■ **Records supplied**
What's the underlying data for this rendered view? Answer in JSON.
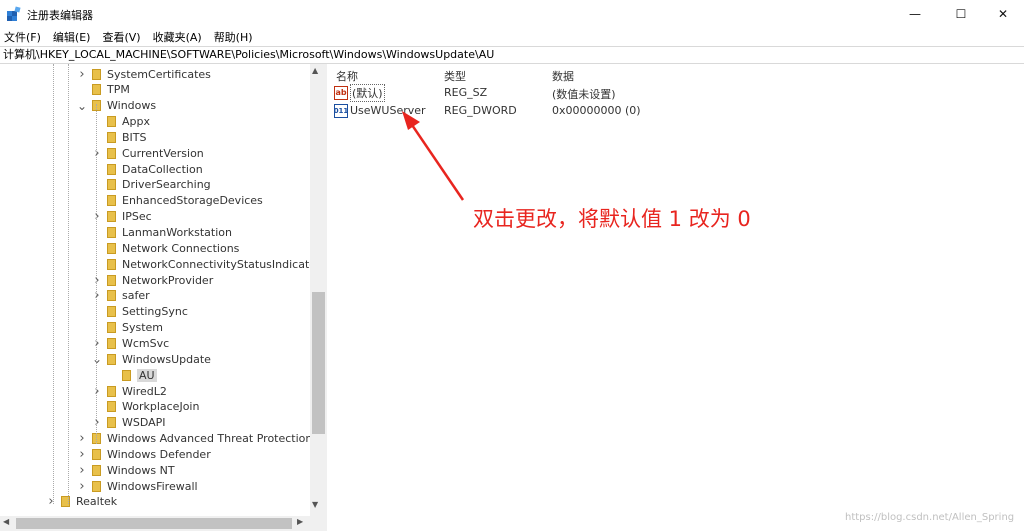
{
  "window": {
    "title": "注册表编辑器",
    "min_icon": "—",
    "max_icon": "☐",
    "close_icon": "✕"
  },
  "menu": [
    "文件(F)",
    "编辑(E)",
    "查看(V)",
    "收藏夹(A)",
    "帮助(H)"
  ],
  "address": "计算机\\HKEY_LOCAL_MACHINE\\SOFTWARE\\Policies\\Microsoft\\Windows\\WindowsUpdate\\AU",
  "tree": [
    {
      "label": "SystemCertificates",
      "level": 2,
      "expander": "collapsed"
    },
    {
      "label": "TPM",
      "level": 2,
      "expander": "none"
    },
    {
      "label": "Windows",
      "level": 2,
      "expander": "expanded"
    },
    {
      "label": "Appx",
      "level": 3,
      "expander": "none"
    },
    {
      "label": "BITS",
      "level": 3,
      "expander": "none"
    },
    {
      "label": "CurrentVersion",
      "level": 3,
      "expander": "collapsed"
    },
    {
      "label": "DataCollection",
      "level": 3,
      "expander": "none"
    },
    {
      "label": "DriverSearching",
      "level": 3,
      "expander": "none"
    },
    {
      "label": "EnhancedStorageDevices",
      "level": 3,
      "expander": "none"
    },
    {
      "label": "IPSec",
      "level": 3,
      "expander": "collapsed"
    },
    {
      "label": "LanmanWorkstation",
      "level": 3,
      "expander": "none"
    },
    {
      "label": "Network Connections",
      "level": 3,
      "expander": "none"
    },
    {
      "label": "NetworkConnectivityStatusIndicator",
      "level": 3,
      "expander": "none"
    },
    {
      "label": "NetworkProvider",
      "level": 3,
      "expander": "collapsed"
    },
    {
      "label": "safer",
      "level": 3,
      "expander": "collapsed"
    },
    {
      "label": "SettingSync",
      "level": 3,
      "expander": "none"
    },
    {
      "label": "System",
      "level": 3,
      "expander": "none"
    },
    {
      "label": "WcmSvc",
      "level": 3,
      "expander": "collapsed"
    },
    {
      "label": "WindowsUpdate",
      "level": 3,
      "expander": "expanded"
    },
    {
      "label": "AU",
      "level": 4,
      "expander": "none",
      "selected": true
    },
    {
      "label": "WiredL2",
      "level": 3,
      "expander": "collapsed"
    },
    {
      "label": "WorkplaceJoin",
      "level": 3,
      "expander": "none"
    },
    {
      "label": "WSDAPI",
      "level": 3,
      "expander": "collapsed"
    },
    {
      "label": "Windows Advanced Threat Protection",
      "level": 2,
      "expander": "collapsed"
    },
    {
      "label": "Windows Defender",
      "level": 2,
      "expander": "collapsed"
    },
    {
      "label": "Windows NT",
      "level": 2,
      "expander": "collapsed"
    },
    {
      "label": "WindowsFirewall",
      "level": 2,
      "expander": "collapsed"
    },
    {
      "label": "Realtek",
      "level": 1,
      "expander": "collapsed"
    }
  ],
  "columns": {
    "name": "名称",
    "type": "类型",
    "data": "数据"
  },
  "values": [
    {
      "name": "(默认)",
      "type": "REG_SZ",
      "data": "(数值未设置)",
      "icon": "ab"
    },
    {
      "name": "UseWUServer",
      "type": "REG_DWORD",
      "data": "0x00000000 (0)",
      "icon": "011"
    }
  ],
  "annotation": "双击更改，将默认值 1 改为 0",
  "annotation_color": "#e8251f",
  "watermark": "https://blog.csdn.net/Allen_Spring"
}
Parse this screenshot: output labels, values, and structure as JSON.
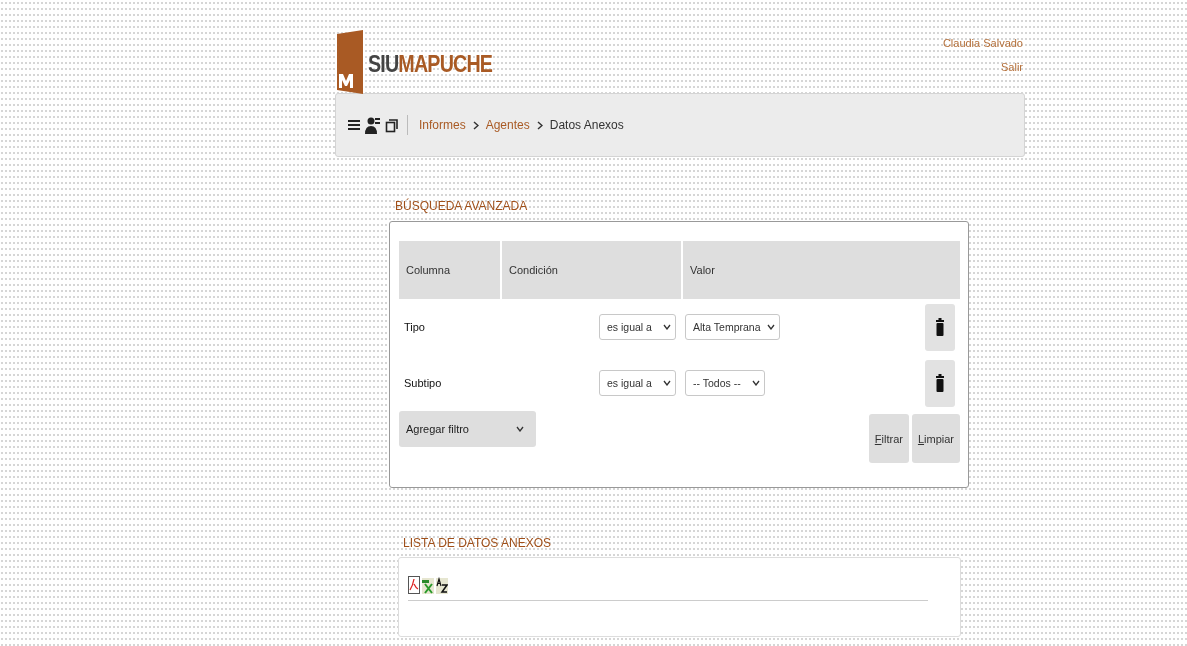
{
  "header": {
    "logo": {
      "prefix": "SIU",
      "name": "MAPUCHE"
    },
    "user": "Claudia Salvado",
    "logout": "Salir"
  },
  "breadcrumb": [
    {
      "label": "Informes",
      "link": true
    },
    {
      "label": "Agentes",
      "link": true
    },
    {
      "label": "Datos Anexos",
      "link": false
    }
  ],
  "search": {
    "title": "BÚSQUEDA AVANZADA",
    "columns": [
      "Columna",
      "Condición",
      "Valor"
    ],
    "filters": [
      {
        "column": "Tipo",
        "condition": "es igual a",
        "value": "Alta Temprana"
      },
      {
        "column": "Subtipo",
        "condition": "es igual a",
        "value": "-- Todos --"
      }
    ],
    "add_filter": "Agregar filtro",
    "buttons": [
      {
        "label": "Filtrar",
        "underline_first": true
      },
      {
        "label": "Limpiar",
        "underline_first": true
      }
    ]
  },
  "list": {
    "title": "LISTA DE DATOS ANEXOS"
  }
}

■ **Aim of the exercise**
Copy out all of the data word for word. Do not carry over any picture.

■ **Result for this exercise**
What's the underlying data for this rendered view? Answer in JSON.
{
  "window": {
    "title": "注册表编辑器",
    "min_icon": "—",
    "max_icon": "☐",
    "close_icon": "✕"
  },
  "menu": [
    "文件(F)",
    "编辑(E)",
    "查看(V)",
    "收藏夹(A)",
    "帮助(H)"
  ],
  "address": "计算机\\HKEY_LOCAL_MACHINE\\SOFTWARE\\Policies\\Microsoft\\Windows\\WindowsUpdate\\AU",
  "tree": [
    {
      "label": "SystemCertificates",
      "level": 2,
      "expander": "collapsed"
    },
    {
      "label": "TPM",
      "level": 2,
      "expander": "none"
    },
    {
      "label": "Windows",
      "level": 2,
      "expander": "expanded"
    },
    {
      "label": "Appx",
      "level": 3,
      "expander": "none"
    },
    {
      "label": "BITS",
      "level": 3,
      "expander": "none"
    },
    {
      "label": "CurrentVersion",
      "level": 3,
      "expander": "collapsed"
    },
    {
      "label": "DataCollection",
      "level": 3,
      "expander": "none"
    },
    {
      "label": "DriverSearching",
      "level": 3,
      "expander": "none"
    },
    {
      "label": "EnhancedStorageDevices",
      "level": 3,
      "expander": "none"
    },
    {
      "label": "IPSec",
      "level": 3,
      "expander": "collapsed"
    },
    {
      "label": "LanmanWorkstation",
      "level": 3,
      "expander": "none"
    },
    {
      "label": "Network Connections",
      "level": 3,
      "expander": "none"
    },
    {
      "label": "NetworkConnectivityStatusIndicator",
      "level": 3,
      "expander": "none"
    },
    {
      "label": "NetworkProvider",
      "level": 3,
      "expander": "collapsed"
    },
    {
      "label": "safer",
      "level": 3,
      "expander": "collapsed"
    },
    {
      "label": "SettingSync",
      "level": 3,
      "expander": "none"
    },
    {
      "label": "System",
      "level": 3,
      "expander": "none"
    },
    {
      "label": "WcmSvc",
      "level": 3,
      "expander": "collapsed"
    },
    {
      "label": "WindowsUpdate",
      "level": 3,
      "expander": "expanded"
    },
    {
      "label": "AU",
      "level": 4,
      "expander": "none",
      "selected": true
    },
    {
      "label": "WiredL2",
      "level": 3,
      "expander": "collapsed"
    },
    {
      "label": "WorkplaceJoin",
      "level": 3,
      "expander": "none"
    },
    {
      "label": "WSDAPI",
      "level": 3,
      "expander": "collapsed"
    },
    {
      "label": "Windows Advanced Threat Protection",
      "level": 2,
      "expander": "collapsed"
    },
    {
      "label": "Windows Defender",
      "level": 2,
      "expander": "collapsed"
    },
    {
      "label": "Windows NT",
      "level": 2,
      "expander": "collapsed"
    },
    {
      "label": "WindowsFirewall",
      "level": 2,
      "expander": "collapsed"
    },
    {
      "label": "Realtek",
      "level": 1,
      "expander": "collapsed"
    }
  ],
  "columns": {
    "name": "名称",
    "type": "类型",
    "data": "数据"
  },
  "values": [
    {
      "name": "(默认)",
      "type": "REG_SZ",
      "data": "(数值未设置)",
      "icon": "ab"
    },
    {
      "name": "UseWUServer",
      "type": "REG_DWORD",
      "data": "0x00000000 (0)",
      "icon": "011"
    }
  ],
  "annotation": "双击更改，将默认值 1 改为 0",
  "annotation_color": "#e8251f",
  "watermark": "https://blog.csdn.net/Allen_Spring"
}
Parse this screenshot: output labels, values, and structure as JSON.
{
  "header": {
    "logo": {
      "prefix": "SIU",
      "name": "MAPUCHE"
    },
    "user": "Claudia Salvado",
    "logout": "Salir"
  },
  "breadcrumb": [
    {
      "label": "Informes",
      "link": true
    },
    {
      "label": "Agentes",
      "link": true
    },
    {
      "label": "Datos Anexos",
      "link": false
    }
  ],
  "search": {
    "title": "BÚSQUEDA AVANZADA",
    "columns": [
      "Columna",
      "Condición",
      "Valor"
    ],
    "filters": [
      {
        "column": "Tipo",
        "condition": "es igual a",
        "value": "Alta Temprana"
      },
      {
        "column": "Subtipo",
        "condition": "es igual a",
        "value": "-- Todos --"
      }
    ],
    "add_filter": "Agregar filtro",
    "buttons": [
      {
        "label": "Filtrar",
        "underline_first": true
      },
      {
        "label": "Limpiar",
        "underline_first": true
      }
    ]
  },
  "list": {
    "title": "LISTA DE DATOS ANEXOS"
  }
}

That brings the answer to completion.